(begin)

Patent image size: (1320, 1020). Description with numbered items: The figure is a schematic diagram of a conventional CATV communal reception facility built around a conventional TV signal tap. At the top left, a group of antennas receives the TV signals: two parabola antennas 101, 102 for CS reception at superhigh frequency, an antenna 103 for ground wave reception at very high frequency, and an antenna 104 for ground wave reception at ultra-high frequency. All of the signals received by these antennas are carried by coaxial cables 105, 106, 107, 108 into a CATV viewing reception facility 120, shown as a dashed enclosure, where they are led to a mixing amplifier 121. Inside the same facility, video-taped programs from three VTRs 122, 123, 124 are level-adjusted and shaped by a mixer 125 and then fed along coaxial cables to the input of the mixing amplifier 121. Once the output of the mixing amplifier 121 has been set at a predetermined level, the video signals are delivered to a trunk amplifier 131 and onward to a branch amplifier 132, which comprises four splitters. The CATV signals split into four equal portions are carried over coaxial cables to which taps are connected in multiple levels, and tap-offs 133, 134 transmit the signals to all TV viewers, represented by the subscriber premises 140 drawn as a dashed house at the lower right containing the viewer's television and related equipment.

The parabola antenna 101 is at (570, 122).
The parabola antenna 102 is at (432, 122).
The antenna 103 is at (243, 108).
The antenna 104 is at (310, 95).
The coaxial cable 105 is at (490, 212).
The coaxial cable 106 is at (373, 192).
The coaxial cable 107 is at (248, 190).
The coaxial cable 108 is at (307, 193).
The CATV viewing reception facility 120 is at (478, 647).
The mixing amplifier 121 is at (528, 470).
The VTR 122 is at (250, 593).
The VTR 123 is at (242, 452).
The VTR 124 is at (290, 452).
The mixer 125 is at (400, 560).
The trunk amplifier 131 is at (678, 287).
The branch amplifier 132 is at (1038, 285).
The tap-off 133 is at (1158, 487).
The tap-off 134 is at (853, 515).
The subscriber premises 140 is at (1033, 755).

(end)

Return each of the lines above word for word, in the same order.

Patent image size: (1320, 1020). Description with numbered items: The figure is a schematic diagram of a conventional CATV communal reception facility built around a conventional TV signal tap. At the top left, a group of antennas receives the TV signals: two parabola antennas 101, 102 for CS reception at superhigh frequency, an antenna 103 for ground wave reception at very high frequency, and an antenna 104 for ground wave reception at ultra-high frequency. All of the signals received by these antennas are carried by coaxial cables 105, 106, 107, 108 into a CATV viewing reception facility 120, shown as a dashed enclosure, where they are led to a mixing amplifier 121. Inside the same facility, video-taped programs from three VTRs 122, 123, 124 are level-adjusted and shaped by a mixer 125 and then fed along coaxial cables to the input of the mixing amplifier 121. Once the output of the mixing amplifier 121 has been set at a predetermined level, the video signals are delivered to a trunk amplifier 131 and onward to a branch amplifier 132, which comprises four splitters. The CATV signals split into four equal portions are carried over coaxial cables to which taps are connected in multiple levels, and tap-offs 133, 134 transmit the signals to all TV viewers, represented by the subscriber premises 140 drawn as a dashed house at the lower right containing the viewer's television and related equipment.

The parabola antenna 101 is at (570, 122).
The parabola antenna 102 is at (432, 122).
The antenna 103 is at (243, 108).
The antenna 104 is at (310, 95).
The coaxial cable 105 is at (490, 212).
The coaxial cable 106 is at (373, 192).
The coaxial cable 107 is at (248, 190).
The coaxial cable 108 is at (307, 193).
The CATV viewing reception facility 120 is at (478, 647).
The mixing amplifier 121 is at (528, 470).
The VTR 122 is at (250, 593).
The VTR 123 is at (242, 452).
The VTR 124 is at (290, 452).
The mixer 125 is at (400, 560).
The trunk amplifier 131 is at (678, 287).
The branch amplifier 132 is at (1038, 285).
The tap-off 133 is at (1158, 487).
The tap-off 134 is at (853, 515).
The subscriber premises 140 is at (1033, 755).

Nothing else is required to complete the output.